### [INPUT ROWS]
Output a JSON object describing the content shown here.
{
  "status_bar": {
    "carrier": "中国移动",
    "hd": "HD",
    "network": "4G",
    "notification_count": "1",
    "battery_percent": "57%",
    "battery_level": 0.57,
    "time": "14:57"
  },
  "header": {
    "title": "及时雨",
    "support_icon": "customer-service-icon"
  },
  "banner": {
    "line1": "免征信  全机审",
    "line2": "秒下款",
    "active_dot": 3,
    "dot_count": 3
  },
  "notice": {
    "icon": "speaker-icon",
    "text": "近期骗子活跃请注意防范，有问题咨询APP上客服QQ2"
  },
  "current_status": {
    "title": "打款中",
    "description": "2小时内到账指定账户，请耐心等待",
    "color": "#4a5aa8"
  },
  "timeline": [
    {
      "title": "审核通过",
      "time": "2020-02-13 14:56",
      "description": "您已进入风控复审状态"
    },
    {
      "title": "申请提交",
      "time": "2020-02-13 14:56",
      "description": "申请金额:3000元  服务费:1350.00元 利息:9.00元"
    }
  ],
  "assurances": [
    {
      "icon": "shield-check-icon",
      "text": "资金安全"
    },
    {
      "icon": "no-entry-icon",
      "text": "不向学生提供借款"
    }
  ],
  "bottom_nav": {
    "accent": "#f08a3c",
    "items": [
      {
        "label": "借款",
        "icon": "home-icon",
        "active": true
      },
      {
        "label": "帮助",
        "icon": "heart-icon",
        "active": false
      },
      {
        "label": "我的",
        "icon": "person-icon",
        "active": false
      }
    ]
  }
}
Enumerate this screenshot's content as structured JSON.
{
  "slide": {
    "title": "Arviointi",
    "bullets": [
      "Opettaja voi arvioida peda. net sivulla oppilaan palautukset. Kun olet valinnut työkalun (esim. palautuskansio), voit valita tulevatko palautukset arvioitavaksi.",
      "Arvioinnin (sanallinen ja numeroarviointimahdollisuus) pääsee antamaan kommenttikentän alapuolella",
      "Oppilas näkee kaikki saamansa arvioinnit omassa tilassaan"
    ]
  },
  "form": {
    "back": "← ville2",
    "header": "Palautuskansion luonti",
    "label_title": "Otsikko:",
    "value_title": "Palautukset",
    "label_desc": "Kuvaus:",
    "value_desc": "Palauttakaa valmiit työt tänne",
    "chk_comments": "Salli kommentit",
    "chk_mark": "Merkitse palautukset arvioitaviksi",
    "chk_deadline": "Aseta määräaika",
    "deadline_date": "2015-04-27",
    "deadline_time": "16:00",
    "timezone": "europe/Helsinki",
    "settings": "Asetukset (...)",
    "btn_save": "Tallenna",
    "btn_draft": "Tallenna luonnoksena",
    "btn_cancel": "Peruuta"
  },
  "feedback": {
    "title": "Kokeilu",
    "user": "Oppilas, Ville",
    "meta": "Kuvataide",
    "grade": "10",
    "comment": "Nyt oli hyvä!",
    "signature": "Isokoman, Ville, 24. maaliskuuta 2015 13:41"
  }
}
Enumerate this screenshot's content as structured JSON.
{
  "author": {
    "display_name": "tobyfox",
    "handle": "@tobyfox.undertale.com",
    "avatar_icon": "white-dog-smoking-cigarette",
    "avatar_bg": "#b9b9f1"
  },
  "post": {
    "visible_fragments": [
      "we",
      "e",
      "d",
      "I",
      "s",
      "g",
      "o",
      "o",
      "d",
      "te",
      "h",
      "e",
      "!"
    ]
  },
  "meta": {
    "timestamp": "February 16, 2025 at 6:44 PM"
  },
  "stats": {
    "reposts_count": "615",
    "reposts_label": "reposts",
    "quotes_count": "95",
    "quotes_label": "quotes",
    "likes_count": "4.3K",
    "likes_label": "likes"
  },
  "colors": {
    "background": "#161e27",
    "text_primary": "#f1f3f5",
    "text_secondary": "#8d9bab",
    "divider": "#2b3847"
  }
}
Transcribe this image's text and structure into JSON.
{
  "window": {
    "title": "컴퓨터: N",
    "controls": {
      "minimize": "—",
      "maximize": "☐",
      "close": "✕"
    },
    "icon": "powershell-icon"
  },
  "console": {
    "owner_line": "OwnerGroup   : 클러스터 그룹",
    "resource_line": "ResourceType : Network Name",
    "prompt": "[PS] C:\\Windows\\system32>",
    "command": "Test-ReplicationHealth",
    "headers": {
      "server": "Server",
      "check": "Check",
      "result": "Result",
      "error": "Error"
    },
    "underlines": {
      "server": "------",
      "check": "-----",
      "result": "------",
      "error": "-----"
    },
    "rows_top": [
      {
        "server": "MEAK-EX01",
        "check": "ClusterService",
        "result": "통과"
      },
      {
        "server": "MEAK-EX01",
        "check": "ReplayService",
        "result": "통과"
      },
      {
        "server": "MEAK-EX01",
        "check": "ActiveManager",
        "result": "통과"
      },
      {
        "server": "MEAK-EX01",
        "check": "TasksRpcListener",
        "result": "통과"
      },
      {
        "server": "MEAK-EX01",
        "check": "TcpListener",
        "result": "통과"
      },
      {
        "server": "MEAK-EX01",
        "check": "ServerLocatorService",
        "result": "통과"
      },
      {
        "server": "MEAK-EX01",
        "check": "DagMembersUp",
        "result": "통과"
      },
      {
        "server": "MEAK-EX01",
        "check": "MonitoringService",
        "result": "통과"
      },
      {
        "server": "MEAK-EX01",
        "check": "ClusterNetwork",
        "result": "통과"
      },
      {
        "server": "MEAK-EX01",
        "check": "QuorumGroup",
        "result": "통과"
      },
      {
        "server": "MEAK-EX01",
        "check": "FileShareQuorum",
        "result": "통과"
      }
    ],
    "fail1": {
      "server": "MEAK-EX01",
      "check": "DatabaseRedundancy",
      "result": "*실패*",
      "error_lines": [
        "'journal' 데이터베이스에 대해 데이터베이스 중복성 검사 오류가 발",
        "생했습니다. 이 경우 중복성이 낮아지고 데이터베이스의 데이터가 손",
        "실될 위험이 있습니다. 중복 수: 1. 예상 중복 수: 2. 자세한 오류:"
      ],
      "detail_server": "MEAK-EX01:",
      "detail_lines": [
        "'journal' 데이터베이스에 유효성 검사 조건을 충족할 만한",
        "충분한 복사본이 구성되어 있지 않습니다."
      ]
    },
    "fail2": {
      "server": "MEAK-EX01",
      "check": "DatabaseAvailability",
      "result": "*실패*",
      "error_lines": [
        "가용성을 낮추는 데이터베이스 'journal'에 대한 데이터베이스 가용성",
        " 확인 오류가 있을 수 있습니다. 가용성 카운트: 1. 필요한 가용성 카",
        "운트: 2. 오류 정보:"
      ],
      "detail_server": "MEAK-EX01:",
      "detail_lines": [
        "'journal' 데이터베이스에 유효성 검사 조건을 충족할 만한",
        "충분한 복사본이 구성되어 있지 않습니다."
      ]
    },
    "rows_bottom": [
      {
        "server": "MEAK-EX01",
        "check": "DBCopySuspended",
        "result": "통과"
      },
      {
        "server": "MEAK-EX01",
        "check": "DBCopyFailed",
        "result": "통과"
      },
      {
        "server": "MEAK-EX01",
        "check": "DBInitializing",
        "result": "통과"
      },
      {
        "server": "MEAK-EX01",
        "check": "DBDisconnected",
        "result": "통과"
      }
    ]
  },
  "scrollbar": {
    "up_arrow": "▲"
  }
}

### [GIVEN INSTRUCTION]
Filter the entries down to the lines with the word "JSON" in them.

### [PROBLEM SOLUTION]
Output a JSON object describing the content shown here.
Enumerate this screenshot's content as structured JSON.
Enumerate this screenshot's content as structured JSON.
Transcribe this image's text and structure into JSON.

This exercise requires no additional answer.